═════ Material provided ═════

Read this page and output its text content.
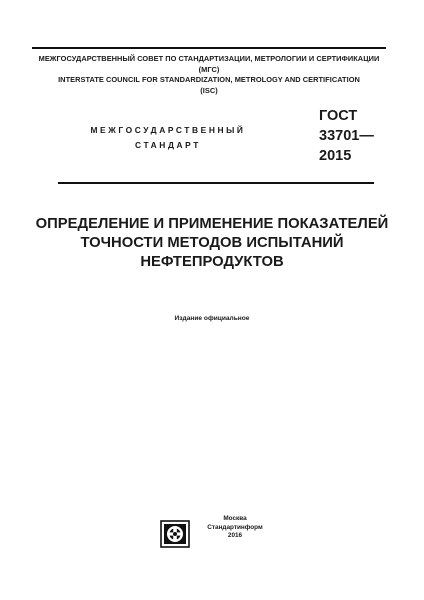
МЕЖГОСУДАРСТВЕННЫЙ СОВЕТ ПО СТАНДАРТИЗАЦИИ, МЕТРОЛОГИИ И СЕРТИФИКАЦИИ
(МГС)
INTERSTATE COUNCIL FOR STANDARDIZATION, METROLOGY AND CERTIFICATION
(ISC)
МЕЖГОСУДАРСТВЕННЫЙ
СТАНДАРТ
ГОСТ
33701—
2015
ОПРЕДЕЛЕНИЕ И ПРИМЕНЕНИЕ ПОКАЗАТЕЛЕЙ
ТОЧНОСТИ МЕТОДОВ ИСПЫТАНИЙ
НЕФТЕПРОДУКТОВ
Издание официальное
Москва
Стандартинформ
2016
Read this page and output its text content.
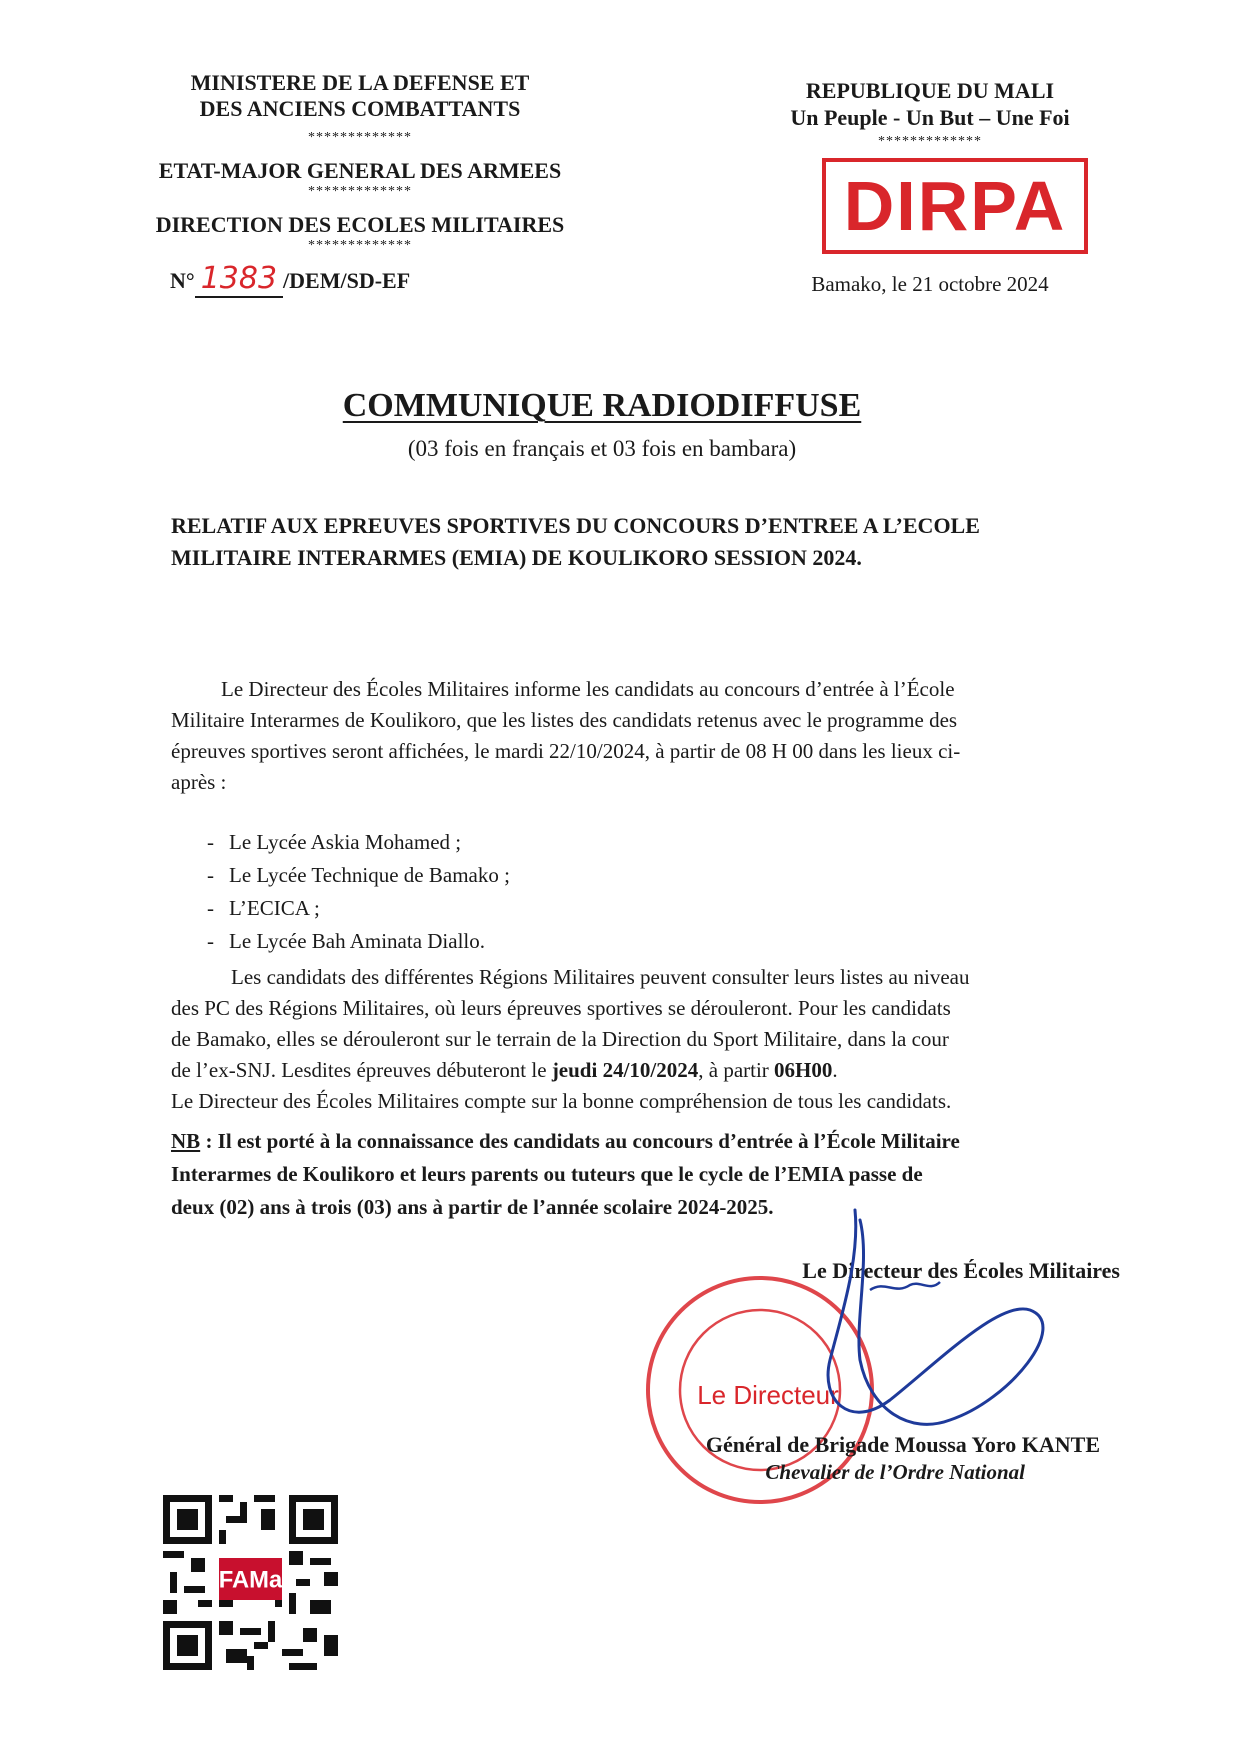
MINISTERE DE LA DEFENSE ET
DES ANCIENS COMBATTANTS
*************
ETAT-MAJOR GENERAL DES ARMEES
*************
DIRECTION DES ECOLES MILITAIRES
*************
N° 1383 /DEM/SD-EF
REPUBLIQUE DU MALI
Un Peuple - Un But – Une Foi
*************
DIRPA
Bamako, le 21 octobre 2024
COMMUNIQUE RADIODIFFUSE
(03 fois en français et 03 fois en bambara)
RELATIF AUX EPREUVES SPORTIVES DU CONCOURS D’ENTREE A L’ECOLE
MILITAIRE INTERARMES (EMIA) DE KOULIKORO SESSION 2024.
Le Directeur des Écoles Militaires informe les candidats au concours d’entrée à l’École
Militaire Interarmes de Koulikoro, que les listes des candidats retenus avec le programme des
épreuves sportives seront affichées, le mardi 22/10/2024, à partir de 08 H 00 dans les lieux ci-
après :
- Le Lycée Askia Mohamed ;
- Le Lycée Technique de Bamako ;
- L’ECICA ;
- Le Lycée Bah Aminata Diallo.
Les candidats des différentes Régions Militaires peuvent consulter leurs listes au niveau
des PC des Régions Militaires, où leurs épreuves sportives se dérouleront. Pour les candidats
de Bamako, elles se dérouleront sur le terrain de la Direction du Sport Militaire, dans la cour
de l’ex-SNJ. Lesdites épreuves débuteront le jeudi 24/10/2024, à partir 06H00.
Le Directeur des Écoles Militaires compte sur la bonne compréhension de tous les candidats.
NB : Il est porté à la connaissance des candidats au concours d’entrée à l’École Militaire
Interarmes de Koulikoro et leurs parents ou tuteurs que le cycle de l’EMIA passe de
deux (02) ans à trois (03) ans à partir de l’année scolaire 2024-2025.
Le Directeur des Écoles Militaires
Le Directeur
Général de Brigade Moussa Yoro KANTE
Chevalier de l’Ordre National
FAMa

═════

Which lines hold the word "leurs"? Show each one.

## Output for this exercise
Les candidats des différentes Régions Militaires peuvent consulter leurs listes au niveau
des PC des Régions Militaires, où leurs épreuves sportives se dérouleront. Pour les candidats
Interarmes de Koulikoro et leurs parents ou tuteurs que le cycle de l’EMIA passe de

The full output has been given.